* Problem description
Write out all the lines again, precisely as they stand, but without the images.

▽

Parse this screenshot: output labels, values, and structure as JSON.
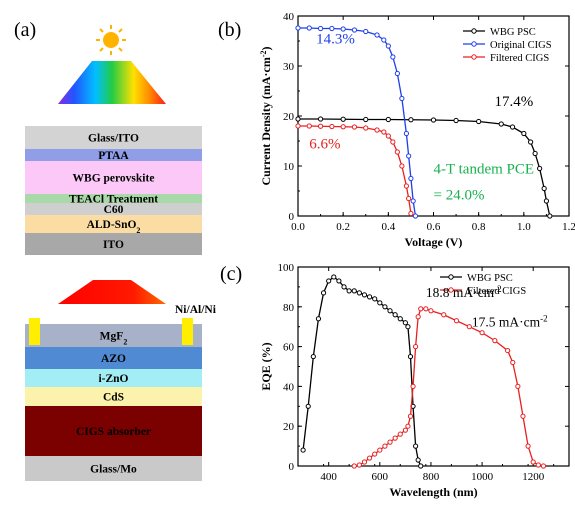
{
  "panels": {
    "a": "(a)",
    "b": "(b)",
    "c": "(c)"
  },
  "colors": {
    "wbg": "#000000",
    "original": "#1f3fe8",
    "filtered": "#e8201f",
    "tandem_text": "#17b150",
    "glass_ito": "#d3d3d3",
    "ptaa": "#8f9ee6",
    "perovskite": "#fcc8f8",
    "teacl": "#a9d9a8",
    "c60": "#cfcfcf",
    "sno2": "#fbdca3",
    "ito": "#a8a8a8",
    "mgf2": "#a7b1c8",
    "azo": "#4f8ad2",
    "izno": "#a3eef5",
    "cds": "#fbf3ac",
    "cigs": "#7b0000",
    "glass_mo": "#c9c9c9",
    "contact": "#ffee00"
  },
  "diagram": {
    "perovskite_stack": [
      {
        "label": "Glass/ITO",
        "color_key": "glass_ito"
      },
      {
        "label": "PTAA",
        "color_key": "ptaa"
      },
      {
        "label": "WBG perovskite",
        "color_key": "perovskite"
      },
      {
        "label": "TEACl Treatment",
        "color_key": "teacl"
      },
      {
        "label": "C60",
        "color_key": "c60"
      },
      {
        "label": "ALD-SnO",
        "sub": "2",
        "color_key": "sno2"
      },
      {
        "label": "ITO",
        "color_key": "ito"
      }
    ],
    "contact_label": "Ni/Al/Ni",
    "cigs_stack": [
      {
        "label": "MgF",
        "sub": "2",
        "color_key": "mgf2"
      },
      {
        "label": "AZO",
        "color_key": "azo"
      },
      {
        "label": "i-ZnO",
        "color_key": "izno"
      },
      {
        "label": "CdS",
        "color_key": "cds"
      },
      {
        "label": "CIGS absorber",
        "color_key": "cigs"
      },
      {
        "label": "Glass/Mo",
        "color_key": "glass_mo"
      }
    ]
  },
  "chart_data": [
    {
      "id": "b",
      "type": "line",
      "xlabel": "Voltage (V)",
      "ylabel": "Current Density (mA·cm",
      "ylabel_sup": "-2",
      "ylabel_end": ")",
      "xlim": [
        0.0,
        1.2
      ],
      "ylim": [
        0,
        40
      ],
      "xticks": [
        "0.0",
        "0.2",
        "0.4",
        "0.6",
        "0.8",
        "1.0",
        "1.2"
      ],
      "yticks": [
        "0",
        "10",
        "20",
        "30",
        "40"
      ],
      "legend_position": "top-right",
      "series": [
        {
          "name": "WBG PSC",
          "color_key": "wbg",
          "x": [
            0.0,
            0.1,
            0.2,
            0.3,
            0.4,
            0.5,
            0.6,
            0.7,
            0.8,
            0.9,
            0.95,
            1.0,
            1.03,
            1.05,
            1.07,
            1.09,
            1.1,
            1.115
          ],
          "y": [
            19.4,
            19.4,
            19.35,
            19.3,
            19.3,
            19.25,
            19.2,
            19.1,
            18.9,
            18.4,
            17.8,
            16.5,
            14.8,
            12.5,
            9.5,
            5.5,
            3.0,
            0.0
          ]
        },
        {
          "name": "Original CIGS",
          "color_key": "original",
          "x": [
            0.0,
            0.05,
            0.1,
            0.15,
            0.2,
            0.25,
            0.3,
            0.35,
            0.38,
            0.4,
            0.42,
            0.44,
            0.46,
            0.48,
            0.49,
            0.5,
            0.51,
            0.52
          ],
          "y": [
            37.6,
            37.6,
            37.5,
            37.5,
            37.4,
            37.2,
            36.9,
            36.2,
            35.2,
            34.0,
            31.8,
            28.5,
            23.5,
            16.5,
            12.0,
            7.5,
            3.0,
            0.0
          ]
        },
        {
          "name": "Filtered CIGS",
          "color_key": "filtered",
          "x": [
            0.0,
            0.05,
            0.1,
            0.15,
            0.2,
            0.25,
            0.3,
            0.35,
            0.38,
            0.4,
            0.42,
            0.44,
            0.46,
            0.48,
            0.49,
            0.5
          ],
          "y": [
            18.0,
            18.0,
            17.95,
            17.9,
            17.85,
            17.8,
            17.6,
            17.2,
            16.8,
            16.0,
            14.8,
            12.8,
            10.0,
            6.0,
            3.5,
            0.5
          ]
        }
      ],
      "annotations": [
        {
          "text": "14.3%",
          "color_key": "original",
          "x": 0.08,
          "y": 34.5
        },
        {
          "text": "17.4%",
          "color_key": "wbg",
          "x": 0.87,
          "y": 22.0
        },
        {
          "text": "6.6%",
          "color_key": "filtered",
          "x": 0.05,
          "y": 13.5
        },
        {
          "text": "4-T tandem PCE",
          "color_key": "tandem_text",
          "x": 0.6,
          "y": 8.5
        },
        {
          "text": "= 24.0%",
          "color_key": "tandem_text",
          "x": 0.6,
          "y": 3.3
        }
      ]
    },
    {
      "id": "c",
      "type": "line",
      "xlabel": "Wavelength (nm)",
      "ylabel": "EQE (%)",
      "xlim": [
        280,
        1340
      ],
      "ylim": [
        0,
        100
      ],
      "xticks": [
        "400",
        "600",
        "800",
        "1000",
        "1200"
      ],
      "xtick_values": [
        400,
        600,
        800,
        1000,
        1200
      ],
      "yticks": [
        "0",
        "20",
        "40",
        "60",
        "80",
        "100"
      ],
      "legend_position": "top-right",
      "series": [
        {
          "name": "WBG PSC",
          "color_key": "wbg",
          "x": [
            300,
            320,
            340,
            360,
            380,
            400,
            420,
            440,
            460,
            480,
            500,
            520,
            540,
            560,
            580,
            600,
            620,
            640,
            660,
            680,
            700,
            710,
            720,
            730,
            740,
            750,
            760
          ],
          "y": [
            8,
            30,
            55,
            74,
            87,
            93,
            95,
            93,
            90,
            88,
            88,
            87,
            86,
            85,
            84,
            82,
            80,
            78,
            76,
            74,
            72,
            70,
            55,
            30,
            10,
            3,
            0
          ]
        },
        {
          "name": "Filtered CIGS",
          "color_key": "filtered",
          "x": [
            500,
            520,
            540,
            560,
            580,
            600,
            620,
            640,
            660,
            680,
            700,
            710,
            720,
            730,
            740,
            750,
            760,
            780,
            800,
            850,
            900,
            950,
            1000,
            1050,
            1100,
            1120,
            1140,
            1160,
            1180,
            1200,
            1220,
            1240
          ],
          "y": [
            0,
            0.5,
            2,
            4,
            6,
            8,
            10,
            12,
            14,
            16,
            18,
            20,
            25,
            40,
            60,
            75,
            79,
            79,
            78,
            76,
            73,
            70,
            67,
            63,
            58,
            52,
            40,
            25,
            10,
            2,
            0.5,
            0
          ]
        }
      ],
      "annotations": [
        {
          "text": "18.8 mA·cm",
          "sup": "-2",
          "color_key": "wbg",
          "x": 780,
          "y": 85
        },
        {
          "text": "17.5 mA·cm",
          "sup": "-2",
          "color_key": "wbg",
          "x": 960,
          "y": 70
        }
      ]
    }
  ]
}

△

* Answer to this task
Parse this screenshot: output labels, values, and structure as JSON.
{
  "panels": {
    "a": "(a)",
    "b": "(b)",
    "c": "(c)"
  },
  "colors": {
    "wbg": "#000000",
    "original": "#1f3fe8",
    "filtered": "#e8201f",
    "tandem_text": "#17b150",
    "glass_ito": "#d3d3d3",
    "ptaa": "#8f9ee6",
    "perovskite": "#fcc8f8",
    "teacl": "#a9d9a8",
    "c60": "#cfcfcf",
    "sno2": "#fbdca3",
    "ito": "#a8a8a8",
    "mgf2": "#a7b1c8",
    "azo": "#4f8ad2",
    "izno": "#a3eef5",
    "cds": "#fbf3ac",
    "cigs": "#7b0000",
    "glass_mo": "#c9c9c9",
    "contact": "#ffee00"
  },
  "diagram": {
    "perovskite_stack": [
      {
        "label": "Glass/ITO",
        "color_key": "glass_ito"
      },
      {
        "label": "PTAA",
        "color_key": "ptaa"
      },
      {
        "label": "WBG perovskite",
        "color_key": "perovskite"
      },
      {
        "label": "TEACl Treatment",
        "color_key": "teacl"
      },
      {
        "label": "C60",
        "color_key": "c60"
      },
      {
        "label": "ALD-SnO",
        "sub": "2",
        "color_key": "sno2"
      },
      {
        "label": "ITO",
        "color_key": "ito"
      }
    ],
    "contact_label": "Ni/Al/Ni",
    "cigs_stack": [
      {
        "label": "MgF",
        "sub": "2",
        "color_key": "mgf2"
      },
      {
        "label": "AZO",
        "color_key": "azo"
      },
      {
        "label": "i-ZnO",
        "color_key": "izno"
      },
      {
        "label": "CdS",
        "color_key": "cds"
      },
      {
        "label": "CIGS absorber",
        "color_key": "cigs"
      },
      {
        "label": "Glass/Mo",
        "color_key": "glass_mo"
      }
    ]
  },
  "chart_data": [
    {
      "id": "b",
      "type": "line",
      "xlabel": "Voltage (V)",
      "ylabel": "Current Density (mA·cm",
      "ylabel_sup": "-2",
      "ylabel_end": ")",
      "xlim": [
        0.0,
        1.2
      ],
      "ylim": [
        0,
        40
      ],
      "xticks": [
        "0.0",
        "0.2",
        "0.4",
        "0.6",
        "0.8",
        "1.0",
        "1.2"
      ],
      "yticks": [
        "0",
        "10",
        "20",
        "30",
        "40"
      ],
      "legend_position": "top-right",
      "series": [
        {
          "name": "WBG PSC",
          "color_key": "wbg",
          "x": [
            0.0,
            0.1,
            0.2,
            0.3,
            0.4,
            0.5,
            0.6,
            0.7,
            0.8,
            0.9,
            0.95,
            1.0,
            1.03,
            1.05,
            1.07,
            1.09,
            1.1,
            1.115
          ],
          "y": [
            19.4,
            19.4,
            19.35,
            19.3,
            19.3,
            19.25,
            19.2,
            19.1,
            18.9,
            18.4,
            17.8,
            16.5,
            14.8,
            12.5,
            9.5,
            5.5,
            3.0,
            0.0
          ]
        },
        {
          "name": "Original CIGS",
          "color_key": "original",
          "x": [
            0.0,
            0.05,
            0.1,
            0.15,
            0.2,
            0.25,
            0.3,
            0.35,
            0.38,
            0.4,
            0.42,
            0.44,
            0.46,
            0.48,
            0.49,
            0.5,
            0.51,
            0.52
          ],
          "y": [
            37.6,
            37.6,
            37.5,
            37.5,
            37.4,
            37.2,
            36.9,
            36.2,
            35.2,
            34.0,
            31.8,
            28.5,
            23.5,
            16.5,
            12.0,
            7.5,
            3.0,
            0.0
          ]
        },
        {
          "name": "Filtered CIGS",
          "color_key": "filtered",
          "x": [
            0.0,
            0.05,
            0.1,
            0.15,
            0.2,
            0.25,
            0.3,
            0.35,
            0.38,
            0.4,
            0.42,
            0.44,
            0.46,
            0.48,
            0.49,
            0.5
          ],
          "y": [
            18.0,
            18.0,
            17.95,
            17.9,
            17.85,
            17.8,
            17.6,
            17.2,
            16.8,
            16.0,
            14.8,
            12.8,
            10.0,
            6.0,
            3.5,
            0.5
          ]
        }
      ],
      "annotations": [
        {
          "text": "14.3%",
          "color_key": "original",
          "x": 0.08,
          "y": 34.5
        },
        {
          "text": "17.4%",
          "color_key": "wbg",
          "x": 0.87,
          "y": 22.0
        },
        {
          "text": "6.6%",
          "color_key": "filtered",
          "x": 0.05,
          "y": 13.5
        },
        {
          "text": "4-T tandem PCE",
          "color_key": "tandem_text",
          "x": 0.6,
          "y": 8.5
        },
        {
          "text": "= 24.0%",
          "color_key": "tandem_text",
          "x": 0.6,
          "y": 3.3
        }
      ]
    },
    {
      "id": "c",
      "type": "line",
      "xlabel": "Wavelength (nm)",
      "ylabel": "EQE (%)",
      "xlim": [
        280,
        1340
      ],
      "ylim": [
        0,
        100
      ],
      "xticks": [
        "400",
        "600",
        "800",
        "1000",
        "1200"
      ],
      "xtick_values": [
        400,
        600,
        800,
        1000,
        1200
      ],
      "yticks": [
        "0",
        "20",
        "40",
        "60",
        "80",
        "100"
      ],
      "legend_position": "top-right",
      "series": [
        {
          "name": "WBG PSC",
          "color_key": "wbg",
          "x": [
            300,
            320,
            340,
            360,
            380,
            400,
            420,
            440,
            460,
            480,
            500,
            520,
            540,
            560,
            580,
            600,
            620,
            640,
            660,
            680,
            700,
            710,
            720,
            730,
            740,
            750,
            760
          ],
          "y": [
            8,
            30,
            55,
            74,
            87,
            93,
            95,
            93,
            90,
            88,
            88,
            87,
            86,
            85,
            84,
            82,
            80,
            78,
            76,
            74,
            72,
            70,
            55,
            30,
            10,
            3,
            0
          ]
        },
        {
          "name": "Filtered CIGS",
          "color_key": "filtered",
          "x": [
            500,
            520,
            540,
            560,
            580,
            600,
            620,
            640,
            660,
            680,
            700,
            710,
            720,
            730,
            740,
            750,
            760,
            780,
            800,
            850,
            900,
            950,
            1000,
            1050,
            1100,
            1120,
            1140,
            1160,
            1180,
            1200,
            1220,
            1240
          ],
          "y": [
            0,
            0.5,
            2,
            4,
            6,
            8,
            10,
            12,
            14,
            16,
            18,
            20,
            25,
            40,
            60,
            75,
            79,
            79,
            78,
            76,
            73,
            70,
            67,
            63,
            58,
            52,
            40,
            25,
            10,
            2,
            0.5,
            0
          ]
        }
      ],
      "annotations": [
        {
          "text": "18.8 mA·cm",
          "sup": "-2",
          "color_key": "wbg",
          "x": 780,
          "y": 85
        },
        {
          "text": "17.5 mA·cm",
          "sup": "-2",
          "color_key": "wbg",
          "x": 960,
          "y": 70
        }
      ]
    }
  ]
}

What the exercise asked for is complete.